— BEGIN Supplied material —

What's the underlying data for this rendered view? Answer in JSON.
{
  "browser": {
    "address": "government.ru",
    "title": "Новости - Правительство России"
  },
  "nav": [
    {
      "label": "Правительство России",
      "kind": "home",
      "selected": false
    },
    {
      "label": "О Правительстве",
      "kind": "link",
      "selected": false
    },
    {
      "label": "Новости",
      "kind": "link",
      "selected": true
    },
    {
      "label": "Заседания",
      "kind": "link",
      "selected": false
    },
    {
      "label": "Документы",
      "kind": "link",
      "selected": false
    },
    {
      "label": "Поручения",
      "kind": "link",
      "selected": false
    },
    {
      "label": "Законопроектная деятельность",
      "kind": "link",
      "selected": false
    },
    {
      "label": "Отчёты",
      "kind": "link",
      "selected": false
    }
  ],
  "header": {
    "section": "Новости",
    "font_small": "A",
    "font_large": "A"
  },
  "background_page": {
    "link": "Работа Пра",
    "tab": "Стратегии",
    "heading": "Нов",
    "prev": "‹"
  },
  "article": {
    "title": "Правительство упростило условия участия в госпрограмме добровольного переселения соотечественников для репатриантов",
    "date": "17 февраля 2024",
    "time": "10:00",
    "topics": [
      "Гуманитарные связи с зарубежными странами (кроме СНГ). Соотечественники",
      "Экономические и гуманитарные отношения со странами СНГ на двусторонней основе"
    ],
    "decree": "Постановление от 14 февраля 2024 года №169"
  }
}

— END Supplied material —
— BEGIN Supplied material —

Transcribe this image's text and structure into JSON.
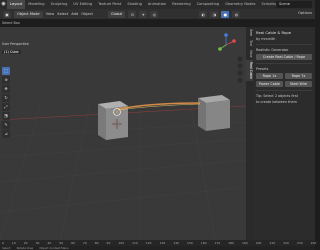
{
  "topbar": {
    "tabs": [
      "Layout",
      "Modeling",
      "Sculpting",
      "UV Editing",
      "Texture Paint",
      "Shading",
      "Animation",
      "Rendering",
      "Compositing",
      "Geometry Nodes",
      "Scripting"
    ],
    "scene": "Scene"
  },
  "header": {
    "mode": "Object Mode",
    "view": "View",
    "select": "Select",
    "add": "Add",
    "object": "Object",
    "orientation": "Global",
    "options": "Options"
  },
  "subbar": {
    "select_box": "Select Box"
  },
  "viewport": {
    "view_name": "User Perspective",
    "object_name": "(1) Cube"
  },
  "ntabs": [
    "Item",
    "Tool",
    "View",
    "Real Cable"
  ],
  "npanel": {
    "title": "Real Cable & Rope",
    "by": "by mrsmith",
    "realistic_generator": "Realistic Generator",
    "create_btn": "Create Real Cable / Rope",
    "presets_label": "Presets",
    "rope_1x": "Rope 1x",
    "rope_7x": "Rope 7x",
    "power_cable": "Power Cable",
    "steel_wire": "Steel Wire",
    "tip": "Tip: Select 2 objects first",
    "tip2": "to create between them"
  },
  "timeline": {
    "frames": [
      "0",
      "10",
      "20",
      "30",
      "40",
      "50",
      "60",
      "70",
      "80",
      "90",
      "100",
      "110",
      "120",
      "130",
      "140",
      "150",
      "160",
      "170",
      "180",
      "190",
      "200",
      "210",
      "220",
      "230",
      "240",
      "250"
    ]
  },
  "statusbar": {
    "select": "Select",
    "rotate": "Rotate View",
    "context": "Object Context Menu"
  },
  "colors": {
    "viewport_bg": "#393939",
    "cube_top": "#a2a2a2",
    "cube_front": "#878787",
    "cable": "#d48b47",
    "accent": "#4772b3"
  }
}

— END Supplied material —
— BEGIN Supplied material —

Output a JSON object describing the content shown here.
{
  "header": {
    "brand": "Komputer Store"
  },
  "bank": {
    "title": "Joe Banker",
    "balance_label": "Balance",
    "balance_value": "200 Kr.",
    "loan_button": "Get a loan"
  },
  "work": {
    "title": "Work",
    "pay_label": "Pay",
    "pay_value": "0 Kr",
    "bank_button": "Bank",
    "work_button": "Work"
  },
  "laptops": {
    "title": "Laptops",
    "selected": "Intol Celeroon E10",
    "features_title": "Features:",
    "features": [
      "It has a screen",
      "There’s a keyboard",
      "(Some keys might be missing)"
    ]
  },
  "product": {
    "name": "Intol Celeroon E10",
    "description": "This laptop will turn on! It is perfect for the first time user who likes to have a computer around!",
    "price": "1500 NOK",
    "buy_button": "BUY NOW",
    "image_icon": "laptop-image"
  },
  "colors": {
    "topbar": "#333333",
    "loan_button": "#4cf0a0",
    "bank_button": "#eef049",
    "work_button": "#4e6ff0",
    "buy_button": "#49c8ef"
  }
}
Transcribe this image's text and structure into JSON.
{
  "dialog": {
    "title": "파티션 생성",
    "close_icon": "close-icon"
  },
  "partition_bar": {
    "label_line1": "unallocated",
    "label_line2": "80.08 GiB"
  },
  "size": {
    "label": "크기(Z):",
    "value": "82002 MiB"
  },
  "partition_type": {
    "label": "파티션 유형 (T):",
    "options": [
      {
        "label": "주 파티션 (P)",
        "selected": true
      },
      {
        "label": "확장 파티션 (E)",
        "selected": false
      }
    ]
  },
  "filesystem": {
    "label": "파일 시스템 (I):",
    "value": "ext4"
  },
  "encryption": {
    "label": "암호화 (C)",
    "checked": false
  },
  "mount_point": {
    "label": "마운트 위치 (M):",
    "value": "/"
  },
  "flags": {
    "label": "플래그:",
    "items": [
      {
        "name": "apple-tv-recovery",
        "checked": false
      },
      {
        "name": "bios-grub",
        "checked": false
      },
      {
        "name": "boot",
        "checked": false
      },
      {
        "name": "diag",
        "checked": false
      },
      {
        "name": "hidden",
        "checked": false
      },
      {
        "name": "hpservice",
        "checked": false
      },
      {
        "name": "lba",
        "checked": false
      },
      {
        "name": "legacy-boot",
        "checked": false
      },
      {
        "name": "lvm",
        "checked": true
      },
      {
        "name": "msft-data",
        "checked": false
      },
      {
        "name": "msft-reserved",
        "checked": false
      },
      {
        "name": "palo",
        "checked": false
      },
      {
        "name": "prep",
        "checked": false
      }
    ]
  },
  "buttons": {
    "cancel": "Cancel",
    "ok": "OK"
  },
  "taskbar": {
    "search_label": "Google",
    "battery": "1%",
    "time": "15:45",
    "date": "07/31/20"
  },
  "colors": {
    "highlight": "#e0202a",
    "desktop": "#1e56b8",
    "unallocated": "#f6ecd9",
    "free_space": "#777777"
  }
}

— END Supplied material —

### Given instruction
Copy every line of the listing containing the string "Celeroon".

### The result
    "selected": "Intol Celeroon E10",
    "name": "Intol Celeroon E10",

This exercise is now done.